** Start of Entries **

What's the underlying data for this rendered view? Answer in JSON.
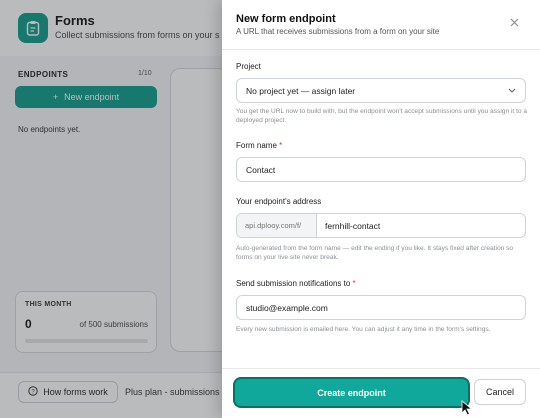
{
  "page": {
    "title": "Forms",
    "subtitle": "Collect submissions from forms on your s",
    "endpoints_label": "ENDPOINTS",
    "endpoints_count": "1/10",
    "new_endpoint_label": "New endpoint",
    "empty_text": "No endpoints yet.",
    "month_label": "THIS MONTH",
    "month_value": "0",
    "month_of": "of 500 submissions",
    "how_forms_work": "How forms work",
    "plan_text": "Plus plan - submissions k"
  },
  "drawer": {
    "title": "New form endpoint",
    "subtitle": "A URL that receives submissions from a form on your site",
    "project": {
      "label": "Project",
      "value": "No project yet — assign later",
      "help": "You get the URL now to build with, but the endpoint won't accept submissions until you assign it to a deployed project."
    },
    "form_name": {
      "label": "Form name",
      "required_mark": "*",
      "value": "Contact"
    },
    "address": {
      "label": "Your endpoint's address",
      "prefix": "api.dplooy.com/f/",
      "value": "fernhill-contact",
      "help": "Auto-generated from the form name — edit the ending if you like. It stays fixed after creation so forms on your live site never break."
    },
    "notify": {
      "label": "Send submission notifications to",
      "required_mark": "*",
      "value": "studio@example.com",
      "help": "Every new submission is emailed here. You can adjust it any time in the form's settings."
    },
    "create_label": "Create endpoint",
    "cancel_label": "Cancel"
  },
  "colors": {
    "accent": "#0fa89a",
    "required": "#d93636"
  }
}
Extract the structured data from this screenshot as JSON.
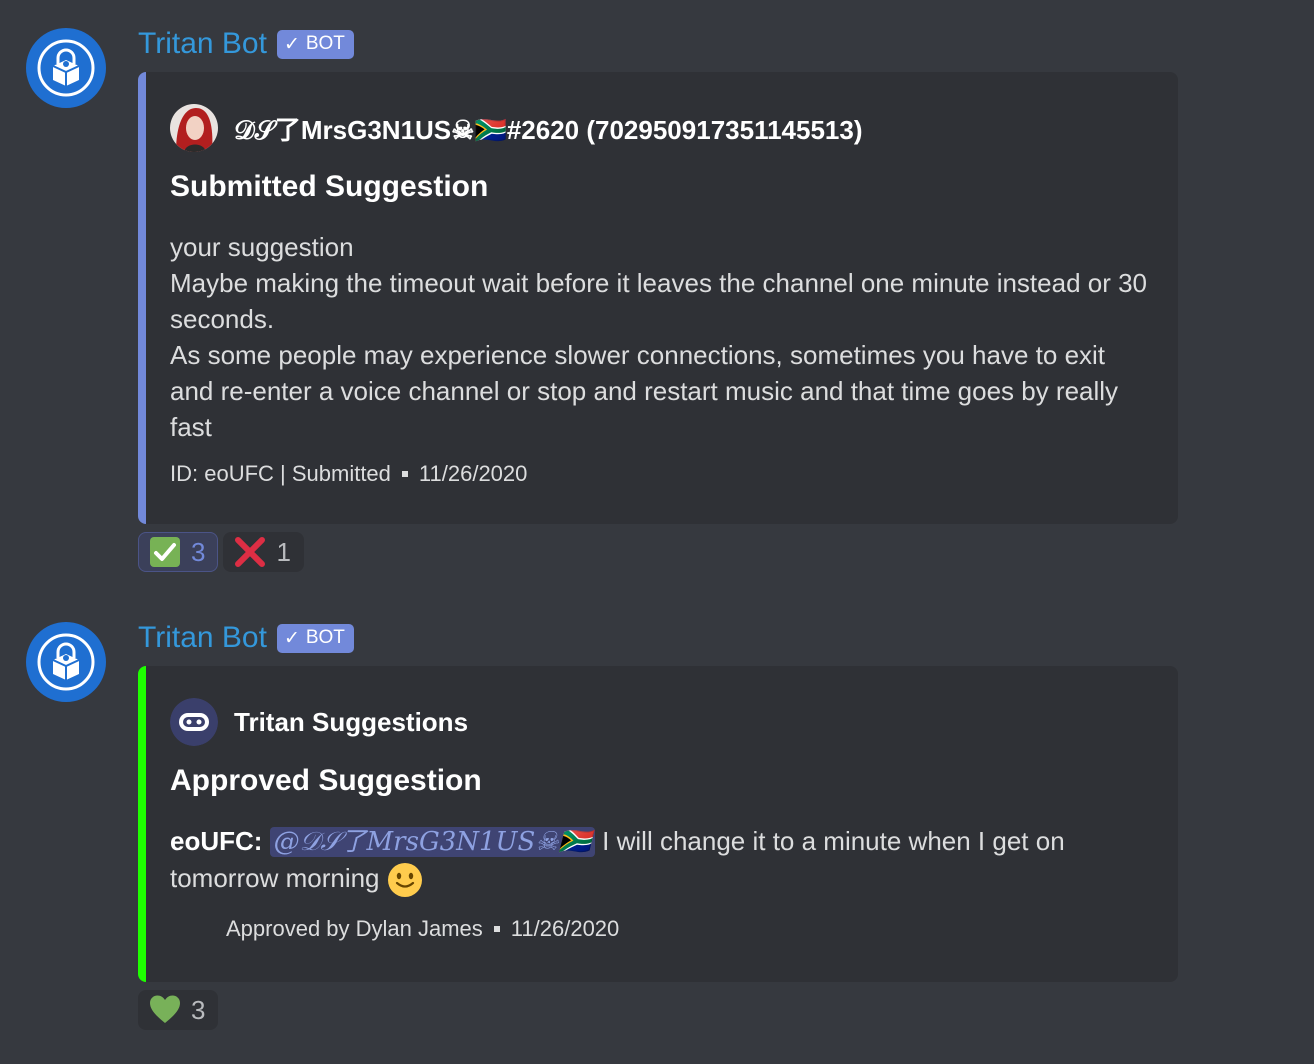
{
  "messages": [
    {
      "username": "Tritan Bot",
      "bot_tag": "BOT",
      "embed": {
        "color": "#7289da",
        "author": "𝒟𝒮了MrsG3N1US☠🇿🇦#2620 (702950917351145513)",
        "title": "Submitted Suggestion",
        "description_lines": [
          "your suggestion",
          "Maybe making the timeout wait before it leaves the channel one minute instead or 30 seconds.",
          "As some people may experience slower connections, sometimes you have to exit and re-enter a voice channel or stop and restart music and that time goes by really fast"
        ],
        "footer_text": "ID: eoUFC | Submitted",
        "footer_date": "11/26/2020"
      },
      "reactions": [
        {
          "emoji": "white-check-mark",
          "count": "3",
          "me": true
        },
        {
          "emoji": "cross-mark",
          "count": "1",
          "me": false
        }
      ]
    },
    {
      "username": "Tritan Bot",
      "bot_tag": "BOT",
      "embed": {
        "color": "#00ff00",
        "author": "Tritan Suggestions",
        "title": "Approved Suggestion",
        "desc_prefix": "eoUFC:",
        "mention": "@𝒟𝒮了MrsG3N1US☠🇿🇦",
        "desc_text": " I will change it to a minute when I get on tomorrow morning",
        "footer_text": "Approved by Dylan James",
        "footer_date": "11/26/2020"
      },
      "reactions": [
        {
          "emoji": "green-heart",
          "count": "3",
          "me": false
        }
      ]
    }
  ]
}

** End of Entries **

§ **Goal**
Find every line in the records that contains the word "help"; copy those lines.

§ **Correct result**
      "help": "You get the URL now to build with, but the endpoint won't accept submissions until you assign it to a deployed project."
      "help": "Auto-generated from the form name — edit the ending if you like. It stays fixed after creation so forms on your live site never break."
      "help": "Every new submission is emailed here. You can adjust it any time in the form's settings."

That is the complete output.